DO THIS: Check each line below for the word "cell", and copy those that have it.

START

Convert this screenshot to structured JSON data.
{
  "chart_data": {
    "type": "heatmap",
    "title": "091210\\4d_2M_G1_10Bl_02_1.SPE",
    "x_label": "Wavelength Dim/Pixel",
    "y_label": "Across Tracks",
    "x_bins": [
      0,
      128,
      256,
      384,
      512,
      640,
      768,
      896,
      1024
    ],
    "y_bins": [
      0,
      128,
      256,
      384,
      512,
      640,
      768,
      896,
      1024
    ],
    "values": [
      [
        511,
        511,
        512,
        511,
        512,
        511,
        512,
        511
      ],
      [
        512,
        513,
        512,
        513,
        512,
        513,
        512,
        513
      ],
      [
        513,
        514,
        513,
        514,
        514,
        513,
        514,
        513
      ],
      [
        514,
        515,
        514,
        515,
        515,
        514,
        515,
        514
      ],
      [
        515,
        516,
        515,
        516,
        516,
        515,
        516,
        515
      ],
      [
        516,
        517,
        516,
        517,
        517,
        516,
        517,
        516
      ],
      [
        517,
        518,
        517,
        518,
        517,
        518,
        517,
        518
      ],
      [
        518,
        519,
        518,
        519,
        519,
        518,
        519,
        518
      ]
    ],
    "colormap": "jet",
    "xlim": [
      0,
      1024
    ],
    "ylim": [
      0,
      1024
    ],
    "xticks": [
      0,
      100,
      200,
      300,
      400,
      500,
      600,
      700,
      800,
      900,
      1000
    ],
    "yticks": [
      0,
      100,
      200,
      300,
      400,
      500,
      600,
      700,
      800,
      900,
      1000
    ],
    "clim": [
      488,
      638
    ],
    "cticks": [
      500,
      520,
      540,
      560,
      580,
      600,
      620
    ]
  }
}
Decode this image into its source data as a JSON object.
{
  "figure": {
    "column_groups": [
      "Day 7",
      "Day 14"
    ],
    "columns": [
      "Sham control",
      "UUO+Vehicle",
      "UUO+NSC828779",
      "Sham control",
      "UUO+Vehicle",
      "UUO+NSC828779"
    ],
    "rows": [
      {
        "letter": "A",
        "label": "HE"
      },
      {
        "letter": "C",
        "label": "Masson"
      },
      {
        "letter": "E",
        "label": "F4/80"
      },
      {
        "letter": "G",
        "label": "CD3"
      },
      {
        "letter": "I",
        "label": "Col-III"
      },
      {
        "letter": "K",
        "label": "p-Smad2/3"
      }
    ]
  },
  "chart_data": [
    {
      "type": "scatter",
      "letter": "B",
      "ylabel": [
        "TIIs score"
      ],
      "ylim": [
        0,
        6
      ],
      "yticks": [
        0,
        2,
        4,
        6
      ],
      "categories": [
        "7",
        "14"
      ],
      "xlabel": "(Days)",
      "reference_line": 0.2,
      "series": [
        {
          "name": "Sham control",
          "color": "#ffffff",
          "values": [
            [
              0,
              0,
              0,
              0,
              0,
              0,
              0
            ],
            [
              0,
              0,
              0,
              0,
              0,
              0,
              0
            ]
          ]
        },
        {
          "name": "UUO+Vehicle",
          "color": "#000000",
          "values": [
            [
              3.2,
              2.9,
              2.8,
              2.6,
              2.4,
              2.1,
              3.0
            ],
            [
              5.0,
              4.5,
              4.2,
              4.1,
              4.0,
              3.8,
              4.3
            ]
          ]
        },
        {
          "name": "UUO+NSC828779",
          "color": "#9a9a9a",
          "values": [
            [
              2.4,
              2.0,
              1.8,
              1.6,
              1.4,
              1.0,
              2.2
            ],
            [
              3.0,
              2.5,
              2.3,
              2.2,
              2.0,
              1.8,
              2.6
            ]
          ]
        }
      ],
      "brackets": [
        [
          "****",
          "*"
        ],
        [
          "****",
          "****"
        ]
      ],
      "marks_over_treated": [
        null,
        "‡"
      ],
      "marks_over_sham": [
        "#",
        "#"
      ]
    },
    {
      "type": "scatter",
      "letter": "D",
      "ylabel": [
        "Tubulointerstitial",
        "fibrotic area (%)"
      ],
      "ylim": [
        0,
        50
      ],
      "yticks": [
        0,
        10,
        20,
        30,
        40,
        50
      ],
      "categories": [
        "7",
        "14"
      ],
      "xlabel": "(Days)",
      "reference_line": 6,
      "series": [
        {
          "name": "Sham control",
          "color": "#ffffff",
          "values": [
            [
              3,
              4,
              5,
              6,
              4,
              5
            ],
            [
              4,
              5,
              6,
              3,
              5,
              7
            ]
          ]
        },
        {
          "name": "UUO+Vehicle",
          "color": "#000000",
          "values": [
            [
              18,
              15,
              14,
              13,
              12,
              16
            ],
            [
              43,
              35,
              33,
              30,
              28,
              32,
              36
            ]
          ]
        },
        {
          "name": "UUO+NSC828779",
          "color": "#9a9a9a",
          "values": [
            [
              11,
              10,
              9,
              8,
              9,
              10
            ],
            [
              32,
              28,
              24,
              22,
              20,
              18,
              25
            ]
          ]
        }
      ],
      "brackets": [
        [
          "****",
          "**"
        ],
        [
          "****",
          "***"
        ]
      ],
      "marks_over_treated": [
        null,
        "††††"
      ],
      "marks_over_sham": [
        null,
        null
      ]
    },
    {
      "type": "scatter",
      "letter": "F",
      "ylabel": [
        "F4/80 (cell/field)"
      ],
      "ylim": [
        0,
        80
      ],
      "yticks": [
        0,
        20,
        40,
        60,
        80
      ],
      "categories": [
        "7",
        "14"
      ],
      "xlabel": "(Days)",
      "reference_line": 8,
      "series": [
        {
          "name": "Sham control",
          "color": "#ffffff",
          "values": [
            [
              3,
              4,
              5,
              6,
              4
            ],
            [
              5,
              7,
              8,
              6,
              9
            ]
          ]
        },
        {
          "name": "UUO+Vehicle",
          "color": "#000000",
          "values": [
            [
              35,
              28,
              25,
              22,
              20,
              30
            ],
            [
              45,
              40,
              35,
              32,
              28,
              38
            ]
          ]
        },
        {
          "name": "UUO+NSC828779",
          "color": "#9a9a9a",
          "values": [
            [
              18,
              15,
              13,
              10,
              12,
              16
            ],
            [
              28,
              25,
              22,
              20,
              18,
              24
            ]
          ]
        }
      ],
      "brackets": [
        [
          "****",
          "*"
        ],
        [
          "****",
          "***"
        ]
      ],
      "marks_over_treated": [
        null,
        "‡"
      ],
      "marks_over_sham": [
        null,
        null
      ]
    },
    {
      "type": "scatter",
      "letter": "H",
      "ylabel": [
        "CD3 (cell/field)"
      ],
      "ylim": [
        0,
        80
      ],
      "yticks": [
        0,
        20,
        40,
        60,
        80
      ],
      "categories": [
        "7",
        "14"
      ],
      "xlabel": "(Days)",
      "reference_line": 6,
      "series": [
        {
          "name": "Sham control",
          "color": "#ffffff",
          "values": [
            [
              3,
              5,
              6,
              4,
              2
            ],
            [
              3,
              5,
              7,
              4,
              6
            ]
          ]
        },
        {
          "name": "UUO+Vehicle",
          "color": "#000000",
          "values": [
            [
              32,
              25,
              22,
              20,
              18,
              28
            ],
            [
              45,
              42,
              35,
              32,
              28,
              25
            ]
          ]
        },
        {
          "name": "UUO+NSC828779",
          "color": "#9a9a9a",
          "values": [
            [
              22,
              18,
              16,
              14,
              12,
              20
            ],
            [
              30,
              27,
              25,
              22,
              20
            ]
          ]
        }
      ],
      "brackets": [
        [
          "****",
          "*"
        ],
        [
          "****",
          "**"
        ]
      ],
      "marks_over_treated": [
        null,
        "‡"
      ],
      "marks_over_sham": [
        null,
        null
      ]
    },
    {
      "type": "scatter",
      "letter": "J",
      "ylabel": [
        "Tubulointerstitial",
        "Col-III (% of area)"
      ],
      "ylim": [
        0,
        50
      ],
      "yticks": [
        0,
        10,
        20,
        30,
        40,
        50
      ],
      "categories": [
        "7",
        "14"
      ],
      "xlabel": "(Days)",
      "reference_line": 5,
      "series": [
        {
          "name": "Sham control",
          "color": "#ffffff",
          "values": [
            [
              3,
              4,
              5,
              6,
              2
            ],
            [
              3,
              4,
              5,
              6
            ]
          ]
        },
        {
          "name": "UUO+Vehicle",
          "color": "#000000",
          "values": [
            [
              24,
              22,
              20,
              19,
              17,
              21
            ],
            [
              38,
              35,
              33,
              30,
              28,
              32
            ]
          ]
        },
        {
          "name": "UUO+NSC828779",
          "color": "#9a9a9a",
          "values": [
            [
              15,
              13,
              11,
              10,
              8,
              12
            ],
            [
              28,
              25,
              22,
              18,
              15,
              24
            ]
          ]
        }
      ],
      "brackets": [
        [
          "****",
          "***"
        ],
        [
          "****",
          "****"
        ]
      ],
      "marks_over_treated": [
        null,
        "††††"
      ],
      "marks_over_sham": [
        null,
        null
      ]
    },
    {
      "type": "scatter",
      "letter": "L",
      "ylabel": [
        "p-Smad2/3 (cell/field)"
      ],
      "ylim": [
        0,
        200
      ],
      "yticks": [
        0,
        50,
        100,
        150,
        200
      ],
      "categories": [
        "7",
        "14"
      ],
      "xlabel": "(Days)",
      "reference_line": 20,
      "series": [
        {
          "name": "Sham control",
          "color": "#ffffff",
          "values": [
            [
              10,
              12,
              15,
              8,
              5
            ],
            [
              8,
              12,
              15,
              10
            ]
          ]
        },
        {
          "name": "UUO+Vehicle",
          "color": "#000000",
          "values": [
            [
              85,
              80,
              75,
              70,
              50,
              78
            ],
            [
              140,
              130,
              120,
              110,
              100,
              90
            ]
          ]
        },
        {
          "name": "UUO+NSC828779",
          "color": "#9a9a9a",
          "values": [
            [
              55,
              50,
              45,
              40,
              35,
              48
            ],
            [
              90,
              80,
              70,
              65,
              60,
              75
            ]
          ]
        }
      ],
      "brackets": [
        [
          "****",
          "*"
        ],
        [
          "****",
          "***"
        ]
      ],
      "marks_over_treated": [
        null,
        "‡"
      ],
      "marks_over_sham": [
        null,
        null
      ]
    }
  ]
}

END

EXERCISE OUTPUT:
        "F4/80 (cell/field)"
        "CD3 (cell/field)"
        "p-Smad2/3 (cell/field)"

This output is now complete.